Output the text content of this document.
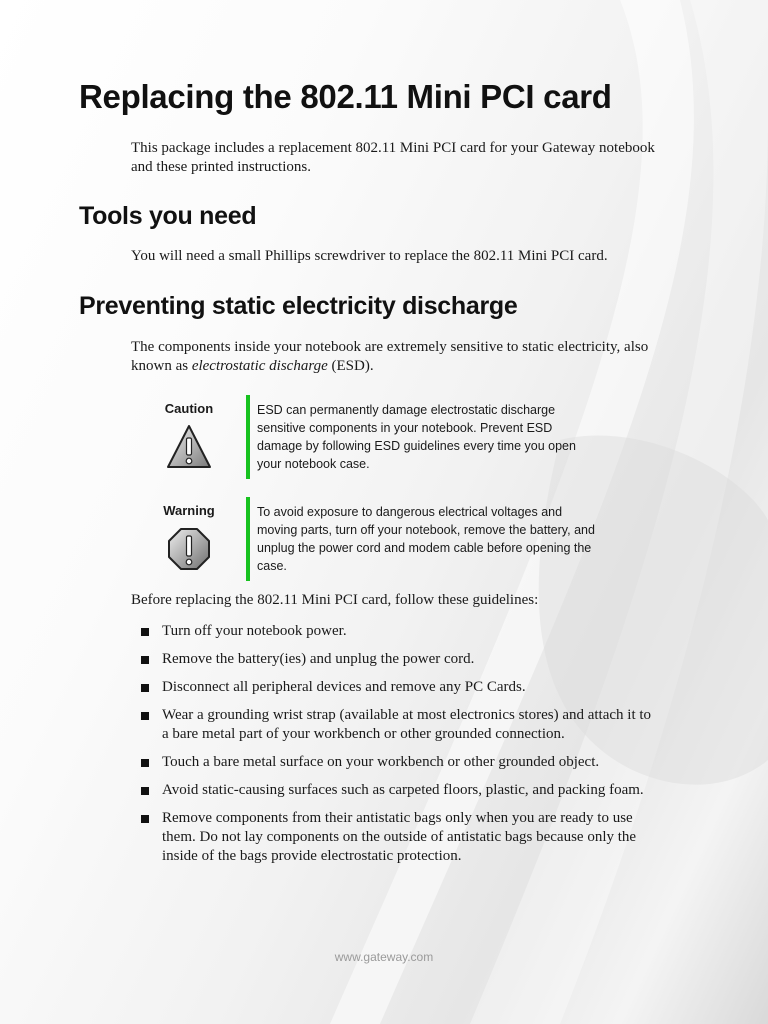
Replacing the 802.11 Mini PCI card

This package includes a replacement 802.11 Mini PCI card for your Gateway notebook and these printed instructions.

Tools you need

You will need a small Phillips screwdriver to replace the 802.11 Mini PCI card.

Preventing static electricity discharge

The components inside your notebook are extremely sensitive to static electricity, also known as electrostatic discharge (ESD).

Caution	ESD can permanently damage electrostatic discharge sensitive components in your notebook. Prevent ESD damage by following ESD guidelines every time you open your notebook case.
Warning	To avoid exposure to dangerous electrical voltages and moving parts, turn off your notebook, remove the battery, and unplug the power cord and modem cable before opening the case.

Before replacing the 802.11 Mini PCI card, follow these guidelines:

Turn off your notebook power.
Remove the battery(ies) and unplug the power cord.
Disconnect all peripheral devices and remove any PC Cards.
Wear a grounding wrist strap (available at most electronics stores) and attach it to a bare metal part of your workbench or other grounded connection.
Touch a bare metal surface on your workbench or other grounded object.
Avoid static-causing surfaces such as carpeted floors, plastic, and packing foam.
Remove components from their antistatic bags only when you are ready to use them. Do not lay components on the outside of antistatic bags because only the inside of the bags provide electrostatic protection.
www.gateway.com
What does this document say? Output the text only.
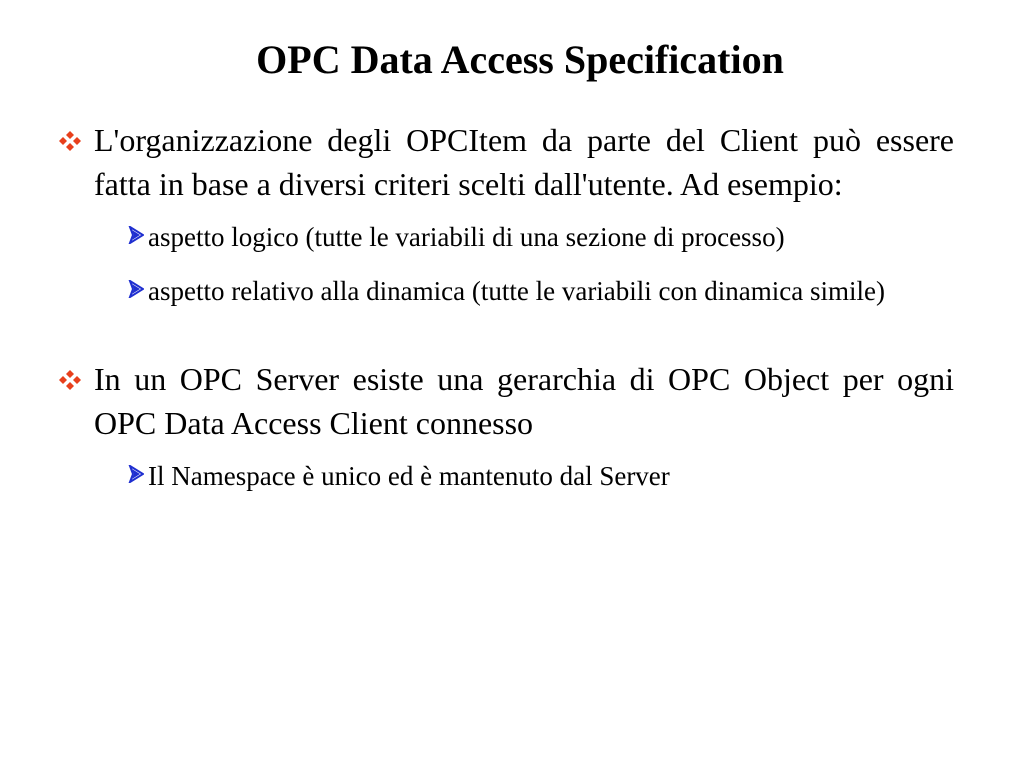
OPC Data Access Specification
L'organizzazione degli OPCItem da parte del Client può essere fatta in base a diversi criteri scelti dall'utente. Ad esempio:
aspetto logico (tutte le variabili di una sezione di processo)
aspetto relativo alla dinamica (tutte le variabili con dinamica simile)
In un OPC Server esiste una gerarchia di OPC Object per ogni OPC Data Access Client connesso
Il Namespace è unico ed è mantenuto dal Server
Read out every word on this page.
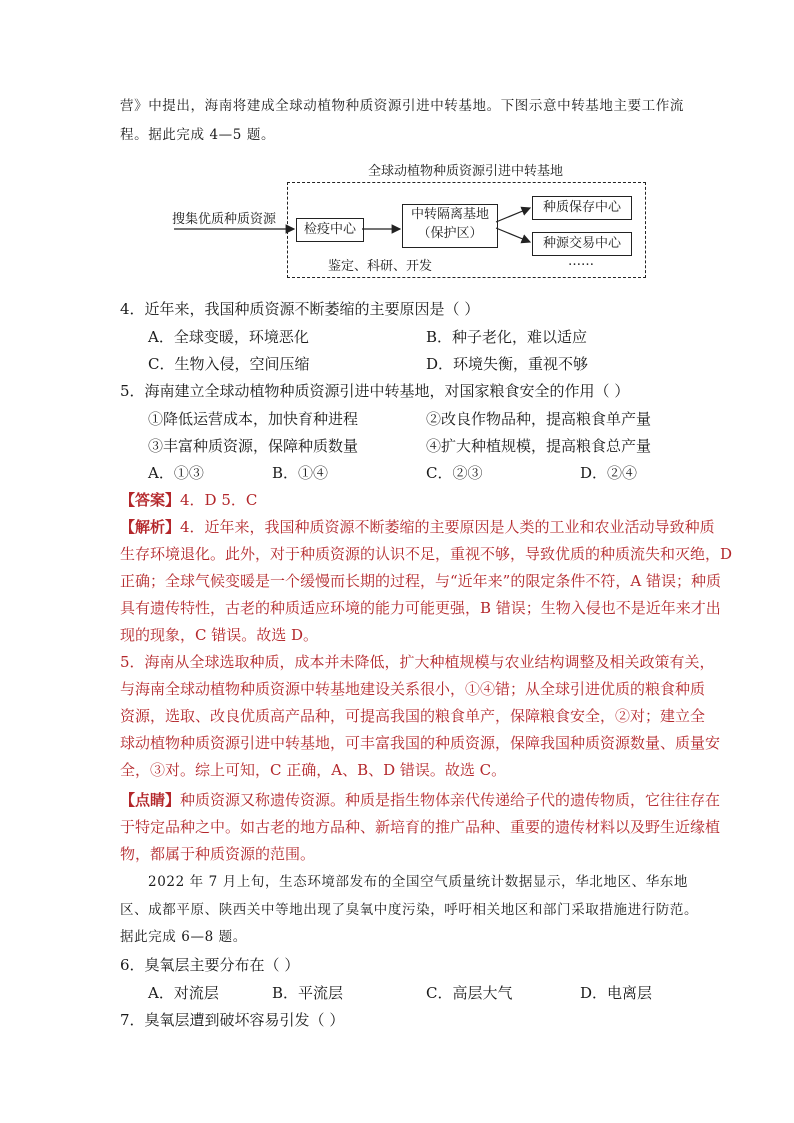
营》中提出，海南将建成全球动植物种质资源引进中转基地。下图示意中转基地主要工作流
程。据此完成 4—5 题。
全球动植物种质资源引进中转基地
搜集优质种质资源
检疫中心
中转隔离基地
（保护区）
种质保存中心
种源交易中心
鉴定、科研、开发	……
4．近年来，我国种质资源不断萎缩的主要原因是（ ）
A．全球变暖，环境恶化	B．种子老化，难以适应
C．生物入侵，空间压缩	D．环境失衡，重视不够
5．海南建立全球动植物种质资源引进中转基地，对国家粮食安全的作用（ ）
①降低运营成本，加快育种进程	②改良作物品种，提高粮食单产量
③丰富种质资源，保障种质数量	④扩大种植规模，提高粮食总产量
A．①③	B．①④	C．②③	D．②④
【答案】4．D 5．C
【解析】4．近年来，我国种质资源不断萎缩的主要原因是人类的工业和农业活动导致种质
生存环境退化。此外，对于种质资源的认识不足，重视不够，导致优质的种质流失和灭绝，D
正确；全球气候变暖是一个缓慢而长期的过程，与“近年来”的限定条件不符，A 错误；种质
具有遗传特性，古老的种质适应环境的能力可能更强，B 错误；生物入侵也不是近年来才出
现的现象，C 错误。故选 D。
5．海南从全球选取种质，成本并未降低，扩大种植规模与农业结构调整及相关政策有关，
与海南全球动植物种质资源中转基地建设关系很小，①④错；从全球引进优质的粮食种质
资源，选取、改良优质高产品种，可提高我国的粮食单产，保障粮食安全，②对；建立全
球动植物种质资源引进中转基地，可丰富我国的种质资源，保障我国种质资源数量、质量安
全，③对。综上可知，C 正确，A、B、D 错误。故选 C。
【点睛】种质资源又称遗传资源。种质是指生物体亲代传递给子代的遗传物质，它往往存在
于特定品种之中。如古老的地方品种、新培育的推广品种、重要的遗传材料以及野生近缘植
物，都属于种质资源的范围。
2022 年 7 月上旬，生态环境部发布的全国空气质量统计数据显示，华北地区、华东地
区、成都平原、陕西关中等地出现了臭氧中度污染，呼吁相关地区和部门采取措施进行防范。
据此完成 6—8 题。
6．臭氧层主要分布在（ ）
A．对流层	B．平流层	C．高层大气	D．电离层
7．臭氧层遭到破坏容易引发（ ）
━━━━━━━━━━━━━━━━
Go through the listing above and list every line that has the word "unplug".

Warning	To avoid exposure to dangerous electrical voltages and moving parts, turn off your notebook, remove the battery, and unplug the power cord and modem cable before opening the case.
Remove the battery(ies) and unplug the power cord.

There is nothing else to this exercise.